··· Dataset extract

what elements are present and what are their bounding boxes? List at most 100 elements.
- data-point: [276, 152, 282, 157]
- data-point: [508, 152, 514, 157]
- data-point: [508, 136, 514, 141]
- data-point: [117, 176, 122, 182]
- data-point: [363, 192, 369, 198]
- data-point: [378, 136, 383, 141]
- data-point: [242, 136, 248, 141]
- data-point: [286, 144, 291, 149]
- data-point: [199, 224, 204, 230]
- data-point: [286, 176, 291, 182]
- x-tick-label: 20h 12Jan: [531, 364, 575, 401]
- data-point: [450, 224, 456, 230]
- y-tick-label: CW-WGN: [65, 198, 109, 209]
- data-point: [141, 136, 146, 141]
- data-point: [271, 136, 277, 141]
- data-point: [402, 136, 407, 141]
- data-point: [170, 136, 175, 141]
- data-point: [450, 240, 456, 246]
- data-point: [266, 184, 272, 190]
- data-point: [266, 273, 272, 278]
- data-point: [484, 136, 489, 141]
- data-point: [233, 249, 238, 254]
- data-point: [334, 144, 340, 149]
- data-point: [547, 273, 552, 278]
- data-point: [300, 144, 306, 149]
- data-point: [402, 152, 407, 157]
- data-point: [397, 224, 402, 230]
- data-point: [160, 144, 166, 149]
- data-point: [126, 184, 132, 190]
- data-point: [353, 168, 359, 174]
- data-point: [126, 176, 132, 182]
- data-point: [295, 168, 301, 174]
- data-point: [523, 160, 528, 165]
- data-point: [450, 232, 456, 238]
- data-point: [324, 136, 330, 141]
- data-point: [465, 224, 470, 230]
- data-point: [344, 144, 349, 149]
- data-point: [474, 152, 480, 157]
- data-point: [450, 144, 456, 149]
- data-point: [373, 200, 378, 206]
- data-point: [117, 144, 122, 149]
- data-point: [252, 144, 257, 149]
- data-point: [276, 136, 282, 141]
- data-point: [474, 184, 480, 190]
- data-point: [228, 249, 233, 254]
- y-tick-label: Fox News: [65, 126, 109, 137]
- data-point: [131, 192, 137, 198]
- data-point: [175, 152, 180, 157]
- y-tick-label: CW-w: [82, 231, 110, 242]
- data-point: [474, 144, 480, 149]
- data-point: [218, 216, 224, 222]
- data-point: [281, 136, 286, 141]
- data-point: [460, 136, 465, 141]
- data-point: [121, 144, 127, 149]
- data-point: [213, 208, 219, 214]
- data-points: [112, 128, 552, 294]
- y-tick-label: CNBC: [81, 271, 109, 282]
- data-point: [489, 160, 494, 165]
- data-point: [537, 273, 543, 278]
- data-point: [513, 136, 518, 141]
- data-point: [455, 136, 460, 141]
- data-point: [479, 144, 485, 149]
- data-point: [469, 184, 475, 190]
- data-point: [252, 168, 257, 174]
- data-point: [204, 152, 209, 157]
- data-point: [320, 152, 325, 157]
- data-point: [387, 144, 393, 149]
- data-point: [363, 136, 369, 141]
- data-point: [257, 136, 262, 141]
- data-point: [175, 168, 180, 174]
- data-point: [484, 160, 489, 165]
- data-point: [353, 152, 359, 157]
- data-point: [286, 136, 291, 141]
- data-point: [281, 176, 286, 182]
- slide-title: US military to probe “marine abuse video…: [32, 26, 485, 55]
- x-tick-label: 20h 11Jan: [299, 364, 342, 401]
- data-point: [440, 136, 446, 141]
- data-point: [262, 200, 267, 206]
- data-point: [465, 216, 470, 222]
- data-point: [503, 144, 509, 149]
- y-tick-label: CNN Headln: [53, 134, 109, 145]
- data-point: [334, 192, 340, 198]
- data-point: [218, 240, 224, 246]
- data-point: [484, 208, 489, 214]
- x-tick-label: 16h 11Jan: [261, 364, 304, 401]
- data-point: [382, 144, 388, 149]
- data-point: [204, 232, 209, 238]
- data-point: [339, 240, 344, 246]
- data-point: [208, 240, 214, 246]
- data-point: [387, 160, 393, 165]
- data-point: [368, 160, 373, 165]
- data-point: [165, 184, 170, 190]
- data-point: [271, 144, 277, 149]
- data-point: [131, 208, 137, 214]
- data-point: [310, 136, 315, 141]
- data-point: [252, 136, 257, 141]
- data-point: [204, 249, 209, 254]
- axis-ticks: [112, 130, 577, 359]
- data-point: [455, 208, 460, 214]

······

__Written instruction__
Rewrite every line of the listing above as a Markdown table with two columns: No. for the row number and Text for the line itself. Skip any blank lines.

__Result for this task__
| No. | Text |
|---|---|
| 1 | what elements are present and what are their bounding boxes? List at most 100 elements. |
| 2 | - data-point: [276, 152, 282, 157] |
| 3 | - data-point: [508, 152, 514, 157] |
| 4 | - data-point: [508, 136, 514, 141] |
| 5 | - data-point: [117, 176, 122, 182] |
| 6 | - data-point: [363, 192, 369, 198] |
| 7 | - data-point: [378, 136, 383, 141] |
| 8 | - data-point: [242, 136, 248, 141] |
| 9 | - data-point: [286, 144, 291, 149] |
| 10 | - data-point: [199, 224, 204, 230] |
| 11 | - data-point: [286, 176, 291, 182] |
| 12 | - x-tick-label: 20h 12Jan: [531, 364, 575, 401] |
| 13 | - data-point: [450, 224, 456, 230] |
| 14 | - y-tick-label: CW-WGN: [65, 198, 109, 209] |
| 15 | - data-point: [141, 136, 146, 141] |
| 16 | - data-point: [271, 136, 277, 141] |
| 17 | - data-point: [402, 136, 407, 141] |
| 18 | - data-point: [170, 136, 175, 141] |
| 19 | - data-point: [450, 240, 456, 246] |
| 20 | - data-point: [266, 184, 272, 190] |
| 21 | - data-point: [266, 273, 272, 278] |
| 22 | - data-point: [484, 136, 489, 141] |
| 23 | - data-point: [233, 249, 238, 254] |
| 24 | - data-point: [334, 144, 340, 149] |
| 25 | - data-point: [547, 273, 552, 278] |
| 26 | - data-point: [300, 144, 306, 149] |
| 27 | - data-point: [402, 152, 407, 157] |
| 28 | - data-point: [397, 224, 402, 230] |
| 29 | - data-point: [160, 144, 166, 149] |
| 30 | - data-point: [126, 184, 132, 190] |
| 31 | - data-point: [353, 168, 359, 174] |
| 32 | - data-point: [126, 176, 132, 182] |
| 33 | - data-point: [295, 168, 301, 174] |
| 34 | - data-point: [523, 160, 528, 165] |
| 35 | - data-point: [450, 232, 456, 238] |
| 36 | - data-point: [324, 136, 330, 141] |
| 37 | - data-point: [465, 224, 470, 230] |
| 38 | - data-point: [344, 144, 349, 149] |
| 39 | - data-point: [474, 152, 480, 157] |
| 40 | - data-point: [450, 144, 456, 149] |
| 41 | - data-point: [373, 200, 378, 206] |
| 42 | - data-point: [117, 144, 122, 149] |
| 43 | - data-point: [252, 144, 257, 149] |
| 44 | - data-point: [276, 136, 282, 141] |
| 45 | - data-point: [474, 184, 480, 190] |
| 46 | - data-point: [228, 249, 233, 254] |
| 47 | - y-tick-label: Fox News: [65, 126, 109, 137] |
| 48 | - data-point: [131, 192, 137, 198] |
| 49 | - data-point: [175, 152, 180, 157] |
| 50 | - y-tick-label: CW-w: [82, 231, 110, 242] |
| 51 | - data-point: [474, 144, 480, 149] |
| 52 | - data-point: [218, 216, 224, 222] |
| 53 | - data-point: [281, 136, 286, 141] |
| 54 | - data-point: [460, 136, 465, 141] |
| 55 | - data-point: [121, 144, 127, 149] |
| 56 | - data-point: [213, 208, 219, 214] |
| 57 | - data-points: [112, 128, 552, 294] |
| 58 | - y-tick-label: CNBC: [81, 271, 109, 282] |
| 59 | - data-point: [489, 160, 494, 165] |
| 60 | - data-point: [537, 273, 543, 278] |
| 61 | - data-point: [513, 136, 518, 141] |
| 62 | - data-point: [455, 136, 460, 141] |
| 63 | - data-point: [479, 144, 485, 149] |
| 64 | - data-point: [469, 184, 475, 190] |
| 65 | - data-point: [252, 168, 257, 174] |
| 66 | - data-point: [204, 152, 209, 157] |
| 67 | - data-point: [320, 152, 325, 157] |
| 68 | - data-point: [387, 144, 393, 149] |
| 69 | - data-point: [363, 136, 369, 141] |
| 70 | - data-point: [257, 136, 262, 141] |
| 71 | - data-point: [175, 168, 180, 174] |
| 72 | - data-point: [484, 160, 489, 165] |
| 73 | - data-point: [353, 152, 359, 157] |
| 74 | - data-point: [286, 136, 291, 141] |
| 75 | - data-point: [281, 176, 286, 182] |
| 76 | - slide-title: US military to probe “marine abuse video…: [32, 26, 485, 55] |
| 77 | - x-tick-label: 20h 11Jan: [299, 364, 342, 401] |
| 78 | - data-point: [440, 136, 446, 141] |
| 79 | - data-point: [262, 200, 267, 206] |
| 80 | - data-point: [465, 216, 470, 222] |
| 81 | - data-point: [503, 144, 509, 149] |
| 82 | - y-tick-label: CNN Headln: [53, 134, 109, 145] |
| 83 | - data-point: [334, 192, 340, 198] |
| 84 | - data-point: [218, 240, 224, 246] |
| 85 | - data-point: [484, 208, 489, 214] |
| 86 | - x-tick-label: 16h 11Jan: [261, 364, 304, 401] |
| 87 | - data-point: [382, 144, 388, 149] |
| 88 | - data-point: [204, 232, 209, 238] |
| 89 | - data-point: [339, 240, 344, 246] |
| 90 | - data-point: [208, 240, 214, 246] |
| 91 | - data-point: [387, 160, 393, 165] |
| 92 | - data-point: [368, 160, 373, 165] |
| 93 | - data-point: [165, 184, 170, 190] |
| 94 | - data-point: [271, 144, 277, 149] |
| 95 | - data-point: [131, 208, 137, 214] |
| 96 | - data-point: [310, 136, 315, 141] |
| 97 | - data-point: [252, 136, 257, 141] |
| 98 | - data-point: [204, 249, 209, 254] |
| 99 | - axis-ticks: [112, 130, 577, 359] |
| 100 | - data-point: [455, 208, 460, 214] |